Material for the task start

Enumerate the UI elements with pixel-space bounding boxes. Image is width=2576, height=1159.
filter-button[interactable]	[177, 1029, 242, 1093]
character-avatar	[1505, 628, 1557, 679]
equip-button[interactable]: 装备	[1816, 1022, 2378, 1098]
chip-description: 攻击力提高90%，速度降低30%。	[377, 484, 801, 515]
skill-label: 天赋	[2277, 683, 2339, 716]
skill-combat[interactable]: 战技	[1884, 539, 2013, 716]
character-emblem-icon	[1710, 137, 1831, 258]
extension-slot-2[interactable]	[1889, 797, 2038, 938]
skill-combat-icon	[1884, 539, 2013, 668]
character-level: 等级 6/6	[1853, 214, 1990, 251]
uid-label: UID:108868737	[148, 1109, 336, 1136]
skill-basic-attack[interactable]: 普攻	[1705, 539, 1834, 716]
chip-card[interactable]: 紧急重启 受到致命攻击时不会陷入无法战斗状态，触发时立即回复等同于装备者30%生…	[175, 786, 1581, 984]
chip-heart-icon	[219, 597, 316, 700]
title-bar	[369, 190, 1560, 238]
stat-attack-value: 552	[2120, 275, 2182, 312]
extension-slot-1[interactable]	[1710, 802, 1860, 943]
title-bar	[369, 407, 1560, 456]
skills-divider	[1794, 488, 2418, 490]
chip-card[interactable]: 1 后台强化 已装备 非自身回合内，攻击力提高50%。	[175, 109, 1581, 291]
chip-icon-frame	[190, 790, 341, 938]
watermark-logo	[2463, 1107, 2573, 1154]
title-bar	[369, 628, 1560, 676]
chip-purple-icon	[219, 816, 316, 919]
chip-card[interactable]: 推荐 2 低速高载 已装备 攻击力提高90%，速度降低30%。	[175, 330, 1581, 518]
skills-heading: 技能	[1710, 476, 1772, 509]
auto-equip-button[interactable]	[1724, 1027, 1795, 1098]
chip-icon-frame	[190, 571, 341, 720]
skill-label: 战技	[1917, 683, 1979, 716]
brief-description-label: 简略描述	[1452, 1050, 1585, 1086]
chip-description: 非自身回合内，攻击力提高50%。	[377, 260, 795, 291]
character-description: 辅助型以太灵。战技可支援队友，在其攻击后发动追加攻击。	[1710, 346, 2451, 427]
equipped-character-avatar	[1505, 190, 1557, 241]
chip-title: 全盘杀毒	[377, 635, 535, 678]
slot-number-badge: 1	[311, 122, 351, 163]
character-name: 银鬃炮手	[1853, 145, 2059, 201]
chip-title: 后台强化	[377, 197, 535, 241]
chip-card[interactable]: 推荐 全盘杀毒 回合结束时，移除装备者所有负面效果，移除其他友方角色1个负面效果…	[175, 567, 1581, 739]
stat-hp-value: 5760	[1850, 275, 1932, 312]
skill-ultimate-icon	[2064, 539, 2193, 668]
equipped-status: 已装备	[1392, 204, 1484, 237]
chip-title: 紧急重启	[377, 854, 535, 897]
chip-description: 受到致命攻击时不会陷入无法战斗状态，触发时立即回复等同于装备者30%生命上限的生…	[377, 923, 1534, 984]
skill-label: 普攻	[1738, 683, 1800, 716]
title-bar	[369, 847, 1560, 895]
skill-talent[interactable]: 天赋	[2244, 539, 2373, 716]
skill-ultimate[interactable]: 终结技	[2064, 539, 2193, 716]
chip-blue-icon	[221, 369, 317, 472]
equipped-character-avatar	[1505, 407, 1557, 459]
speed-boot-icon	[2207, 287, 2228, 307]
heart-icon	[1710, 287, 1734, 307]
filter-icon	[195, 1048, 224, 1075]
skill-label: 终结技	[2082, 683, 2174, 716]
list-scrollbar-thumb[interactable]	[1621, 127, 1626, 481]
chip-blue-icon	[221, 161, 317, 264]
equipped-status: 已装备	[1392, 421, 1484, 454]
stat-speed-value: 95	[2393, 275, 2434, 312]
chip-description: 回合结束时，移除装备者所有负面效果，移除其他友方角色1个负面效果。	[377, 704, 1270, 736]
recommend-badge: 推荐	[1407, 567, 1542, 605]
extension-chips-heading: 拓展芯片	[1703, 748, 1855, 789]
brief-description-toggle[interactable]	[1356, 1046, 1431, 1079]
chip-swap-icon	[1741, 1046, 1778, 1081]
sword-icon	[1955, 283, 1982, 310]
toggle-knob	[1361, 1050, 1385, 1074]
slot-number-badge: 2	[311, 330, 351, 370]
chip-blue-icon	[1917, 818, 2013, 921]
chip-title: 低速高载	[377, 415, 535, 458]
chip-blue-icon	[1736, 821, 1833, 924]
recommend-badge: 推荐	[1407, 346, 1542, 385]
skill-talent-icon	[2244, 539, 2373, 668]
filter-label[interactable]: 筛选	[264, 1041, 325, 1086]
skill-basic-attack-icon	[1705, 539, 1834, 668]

Material for the task end

• What the exercise asks:
Copy every line of the records above word for word, from the first line to the last.

• Solution to this exercise:
Enumerate the UI elements with pixel-space bounding boxes. Image is width=2576, height=1159.
filter-button[interactable]	[177, 1029, 242, 1093]
character-avatar	[1505, 628, 1557, 679]
equip-button[interactable]: 装备	[1816, 1022, 2378, 1098]
chip-description: 攻击力提高90%，速度降低30%。	[377, 484, 801, 515]
skill-label: 天赋	[2277, 683, 2339, 716]
skill-combat[interactable]: 战技	[1884, 539, 2013, 716]
character-emblem-icon	[1710, 137, 1831, 258]
extension-slot-2[interactable]	[1889, 797, 2038, 938]
skill-combat-icon	[1884, 539, 2013, 668]
character-level: 等级 6/6	[1853, 214, 1990, 251]
uid-label: UID:108868737	[148, 1109, 336, 1136]
skill-basic-attack[interactable]: 普攻	[1705, 539, 1834, 716]
chip-card[interactable]: 紧急重启 受到致命攻击时不会陷入无法战斗状态，触发时立即回复等同于装备者30%生…	[175, 786, 1581, 984]
chip-heart-icon	[219, 597, 316, 700]
title-bar	[369, 190, 1560, 238]
stat-attack-value: 552	[2120, 275, 2182, 312]
extension-slot-1[interactable]	[1710, 802, 1860, 943]
title-bar	[369, 407, 1560, 456]
skills-divider	[1794, 488, 2418, 490]
chip-card[interactable]: 1 后台强化 已装备 非自身回合内，攻击力提高50%。	[175, 109, 1581, 291]
chip-icon-frame	[190, 790, 341, 938]
watermark-logo	[2463, 1107, 2573, 1154]
title-bar	[369, 628, 1560, 676]
chip-purple-icon	[219, 816, 316, 919]
chip-card[interactable]: 推荐 2 低速高载 已装备 攻击力提高90%，速度降低30%。	[175, 330, 1581, 518]
skills-heading: 技能	[1710, 476, 1772, 509]
auto-equip-button[interactable]	[1724, 1027, 1795, 1098]
chip-icon-frame	[190, 571, 341, 720]
skill-label: 战技	[1917, 683, 1979, 716]
brief-description-label: 简略描述	[1452, 1050, 1585, 1086]
chip-description: 非自身回合内，攻击力提高50%。	[377, 260, 795, 291]
character-description: 辅助型以太灵。战技可支援队友，在其攻击后发动追加攻击。	[1710, 346, 2451, 427]
equipped-character-avatar	[1505, 190, 1557, 241]
chip-title: 全盘杀毒	[377, 635, 535, 678]
slot-number-badge: 1	[311, 122, 351, 163]
character-name: 银鬃炮手	[1853, 145, 2059, 201]
chip-title: 后台强化	[377, 197, 535, 241]
chip-card[interactable]: 推荐 全盘杀毒 回合结束时，移除装备者所有负面效果，移除其他友方角色1个负面效果…	[175, 567, 1581, 739]
stat-hp-value: 5760	[1850, 275, 1932, 312]
skill-ultimate-icon	[2064, 539, 2193, 668]
equipped-status: 已装备	[1392, 204, 1484, 237]
chip-title: 紧急重启	[377, 854, 535, 897]
chip-description: 受到致命攻击时不会陷入无法战斗状态，触发时立即回复等同于装备者30%生命上限的生…	[377, 923, 1534, 984]
skill-label: 普攻	[1738, 683, 1800, 716]
title-bar	[369, 847, 1560, 895]
skill-talent[interactable]: 天赋	[2244, 539, 2373, 716]
skill-ultimate[interactable]: 终结技	[2064, 539, 2193, 716]
chip-blue-icon	[221, 369, 317, 472]
equipped-character-avatar	[1505, 407, 1557, 459]
speed-boot-icon	[2207, 287, 2228, 307]
heart-icon	[1710, 287, 1734, 307]
filter-icon	[195, 1048, 224, 1075]
skill-label: 终结技	[2082, 683, 2174, 716]
list-scrollbar-thumb[interactable]	[1621, 127, 1626, 481]
chip-blue-icon	[221, 161, 317, 264]
equipped-status: 已装备	[1392, 421, 1484, 454]
stat-speed-value: 95	[2393, 275, 2434, 312]
chip-description: 回合结束时，移除装备者所有负面效果，移除其他友方角色1个负面效果。	[377, 704, 1270, 736]
recommend-badge: 推荐	[1407, 567, 1542, 605]
extension-chips-heading: 拓展芯片	[1703, 748, 1855, 789]
brief-description-toggle[interactable]	[1356, 1046, 1431, 1079]
chip-swap-icon	[1741, 1046, 1778, 1081]
sword-icon	[1955, 283, 1982, 310]
toggle-knob	[1361, 1050, 1385, 1074]
slot-number-badge: 2	[311, 330, 351, 370]
chip-blue-icon	[1917, 818, 2013, 921]
chip-title: 低速高载	[377, 415, 535, 458]
chip-blue-icon	[1736, 821, 1833, 924]
recommend-badge: 推荐	[1407, 346, 1542, 385]
skill-talent-icon	[2244, 539, 2373, 668]
filter-label[interactable]: 筛选	[264, 1041, 325, 1086]
skill-basic-attack-icon	[1705, 539, 1834, 668]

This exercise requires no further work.